## START Raw data

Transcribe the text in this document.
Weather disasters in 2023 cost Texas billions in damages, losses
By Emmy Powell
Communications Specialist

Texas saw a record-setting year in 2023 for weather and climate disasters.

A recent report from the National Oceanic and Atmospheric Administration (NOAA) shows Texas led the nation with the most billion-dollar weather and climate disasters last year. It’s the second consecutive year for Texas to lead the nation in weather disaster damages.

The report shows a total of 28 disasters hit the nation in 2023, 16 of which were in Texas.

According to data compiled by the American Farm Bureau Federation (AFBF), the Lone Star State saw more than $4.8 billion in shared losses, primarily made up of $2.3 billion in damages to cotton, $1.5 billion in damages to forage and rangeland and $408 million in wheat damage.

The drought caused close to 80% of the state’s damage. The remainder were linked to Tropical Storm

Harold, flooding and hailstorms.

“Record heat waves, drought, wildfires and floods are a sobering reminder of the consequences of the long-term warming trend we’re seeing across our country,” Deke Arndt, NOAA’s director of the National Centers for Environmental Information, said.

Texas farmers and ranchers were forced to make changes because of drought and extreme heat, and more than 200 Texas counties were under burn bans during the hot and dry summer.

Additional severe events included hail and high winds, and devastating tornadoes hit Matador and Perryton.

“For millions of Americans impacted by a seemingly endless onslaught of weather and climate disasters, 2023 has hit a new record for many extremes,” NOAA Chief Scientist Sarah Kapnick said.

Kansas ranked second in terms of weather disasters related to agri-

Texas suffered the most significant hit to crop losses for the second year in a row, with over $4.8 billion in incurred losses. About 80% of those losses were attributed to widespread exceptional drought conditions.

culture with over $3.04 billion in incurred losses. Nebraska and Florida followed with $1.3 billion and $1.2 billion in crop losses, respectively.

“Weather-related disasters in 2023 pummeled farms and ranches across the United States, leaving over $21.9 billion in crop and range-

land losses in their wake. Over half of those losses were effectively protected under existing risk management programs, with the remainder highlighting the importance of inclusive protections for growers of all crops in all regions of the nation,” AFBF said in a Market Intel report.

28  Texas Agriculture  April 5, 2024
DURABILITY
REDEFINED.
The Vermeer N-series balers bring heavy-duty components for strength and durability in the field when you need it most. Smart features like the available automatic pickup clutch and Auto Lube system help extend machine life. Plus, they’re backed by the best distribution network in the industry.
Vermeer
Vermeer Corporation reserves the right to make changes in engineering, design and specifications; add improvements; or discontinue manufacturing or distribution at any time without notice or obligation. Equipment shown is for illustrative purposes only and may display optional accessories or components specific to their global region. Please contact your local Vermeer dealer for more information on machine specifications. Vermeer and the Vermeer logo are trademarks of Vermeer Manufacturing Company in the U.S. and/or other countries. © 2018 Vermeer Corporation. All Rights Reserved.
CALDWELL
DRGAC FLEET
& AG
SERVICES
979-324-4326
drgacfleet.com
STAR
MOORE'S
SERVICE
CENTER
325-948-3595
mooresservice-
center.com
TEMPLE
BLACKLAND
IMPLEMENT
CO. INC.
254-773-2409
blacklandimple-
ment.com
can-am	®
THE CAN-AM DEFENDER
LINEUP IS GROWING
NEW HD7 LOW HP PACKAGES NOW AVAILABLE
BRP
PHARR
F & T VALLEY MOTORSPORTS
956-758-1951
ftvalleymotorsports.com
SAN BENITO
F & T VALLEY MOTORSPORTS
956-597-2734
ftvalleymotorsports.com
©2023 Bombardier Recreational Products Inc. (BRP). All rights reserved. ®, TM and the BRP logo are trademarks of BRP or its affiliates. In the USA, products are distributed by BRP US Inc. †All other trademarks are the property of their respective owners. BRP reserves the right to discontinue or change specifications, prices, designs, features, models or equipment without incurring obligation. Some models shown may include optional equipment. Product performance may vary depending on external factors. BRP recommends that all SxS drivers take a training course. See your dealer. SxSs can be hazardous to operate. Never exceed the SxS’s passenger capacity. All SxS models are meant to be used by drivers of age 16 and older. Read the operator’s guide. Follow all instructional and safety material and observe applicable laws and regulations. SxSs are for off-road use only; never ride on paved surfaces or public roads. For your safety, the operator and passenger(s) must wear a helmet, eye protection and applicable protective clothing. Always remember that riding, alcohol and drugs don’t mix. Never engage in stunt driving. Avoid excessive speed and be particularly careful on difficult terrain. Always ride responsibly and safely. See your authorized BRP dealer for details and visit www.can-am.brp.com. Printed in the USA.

## END Raw data

- **Stated task**
Count the lines above in which the word "incurred" appears, then state only that count.

- **Output below**
2